Goal: Select each line where the word "title" appears.

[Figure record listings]
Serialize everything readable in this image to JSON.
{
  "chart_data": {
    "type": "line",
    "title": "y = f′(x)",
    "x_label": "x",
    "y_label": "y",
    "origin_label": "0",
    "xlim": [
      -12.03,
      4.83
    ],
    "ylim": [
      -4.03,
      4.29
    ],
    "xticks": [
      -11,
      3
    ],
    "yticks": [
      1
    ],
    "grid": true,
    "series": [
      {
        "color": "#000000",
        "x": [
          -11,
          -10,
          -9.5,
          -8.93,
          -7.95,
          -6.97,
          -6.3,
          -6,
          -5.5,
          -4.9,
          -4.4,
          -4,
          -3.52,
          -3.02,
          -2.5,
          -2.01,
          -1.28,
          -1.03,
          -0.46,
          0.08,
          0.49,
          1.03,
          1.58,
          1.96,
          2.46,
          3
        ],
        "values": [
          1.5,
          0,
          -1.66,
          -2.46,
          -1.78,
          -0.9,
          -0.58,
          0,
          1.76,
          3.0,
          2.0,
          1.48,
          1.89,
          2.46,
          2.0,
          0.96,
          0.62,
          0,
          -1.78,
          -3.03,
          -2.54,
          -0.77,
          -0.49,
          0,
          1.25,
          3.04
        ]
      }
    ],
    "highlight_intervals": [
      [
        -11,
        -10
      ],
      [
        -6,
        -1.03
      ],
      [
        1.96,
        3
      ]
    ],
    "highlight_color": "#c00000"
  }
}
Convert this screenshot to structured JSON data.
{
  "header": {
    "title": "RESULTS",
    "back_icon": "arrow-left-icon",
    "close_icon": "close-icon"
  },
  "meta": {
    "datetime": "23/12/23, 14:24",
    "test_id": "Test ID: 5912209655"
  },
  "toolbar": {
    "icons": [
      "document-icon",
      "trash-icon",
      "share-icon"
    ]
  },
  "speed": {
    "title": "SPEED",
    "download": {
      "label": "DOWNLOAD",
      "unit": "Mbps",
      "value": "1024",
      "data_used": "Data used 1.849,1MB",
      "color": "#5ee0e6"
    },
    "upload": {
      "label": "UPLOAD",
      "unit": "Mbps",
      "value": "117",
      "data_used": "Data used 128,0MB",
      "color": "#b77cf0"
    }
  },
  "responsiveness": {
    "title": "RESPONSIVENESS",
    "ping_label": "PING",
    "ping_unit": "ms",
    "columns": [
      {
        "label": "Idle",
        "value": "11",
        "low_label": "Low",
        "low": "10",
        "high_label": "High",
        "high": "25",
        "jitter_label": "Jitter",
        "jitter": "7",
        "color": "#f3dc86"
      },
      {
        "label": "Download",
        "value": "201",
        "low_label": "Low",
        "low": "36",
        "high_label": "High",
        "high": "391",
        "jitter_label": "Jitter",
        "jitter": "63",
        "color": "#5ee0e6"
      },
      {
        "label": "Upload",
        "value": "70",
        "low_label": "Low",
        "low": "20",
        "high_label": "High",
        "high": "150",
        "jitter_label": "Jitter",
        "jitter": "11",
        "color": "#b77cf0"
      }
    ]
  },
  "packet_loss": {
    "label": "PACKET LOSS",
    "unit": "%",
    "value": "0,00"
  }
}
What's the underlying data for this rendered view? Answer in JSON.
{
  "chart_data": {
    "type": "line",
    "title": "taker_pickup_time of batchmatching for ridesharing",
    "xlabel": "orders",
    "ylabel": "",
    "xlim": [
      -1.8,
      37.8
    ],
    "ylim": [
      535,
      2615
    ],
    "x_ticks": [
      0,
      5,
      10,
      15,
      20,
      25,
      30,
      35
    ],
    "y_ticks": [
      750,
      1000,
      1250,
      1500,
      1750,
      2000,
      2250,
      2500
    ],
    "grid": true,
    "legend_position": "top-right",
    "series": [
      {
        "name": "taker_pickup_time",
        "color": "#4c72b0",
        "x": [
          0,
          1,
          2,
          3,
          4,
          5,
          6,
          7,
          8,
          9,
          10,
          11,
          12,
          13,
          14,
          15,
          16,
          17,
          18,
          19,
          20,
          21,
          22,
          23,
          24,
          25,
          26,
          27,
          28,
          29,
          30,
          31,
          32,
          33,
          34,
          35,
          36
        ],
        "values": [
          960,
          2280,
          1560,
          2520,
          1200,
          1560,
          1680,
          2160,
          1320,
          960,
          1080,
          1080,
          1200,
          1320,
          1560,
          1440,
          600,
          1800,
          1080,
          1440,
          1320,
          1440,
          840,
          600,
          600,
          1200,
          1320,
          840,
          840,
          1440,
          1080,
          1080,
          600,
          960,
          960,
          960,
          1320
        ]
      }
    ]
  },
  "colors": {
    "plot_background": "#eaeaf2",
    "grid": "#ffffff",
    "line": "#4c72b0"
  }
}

Answer for this exercise:
    "title": "y = f′(x)",
    "title": "RESULTS",
    "title": "SPEED",
    "title": "RESPONSIVENESS",
    "title": "taker_pickup_time of batchmatching for ridesharing",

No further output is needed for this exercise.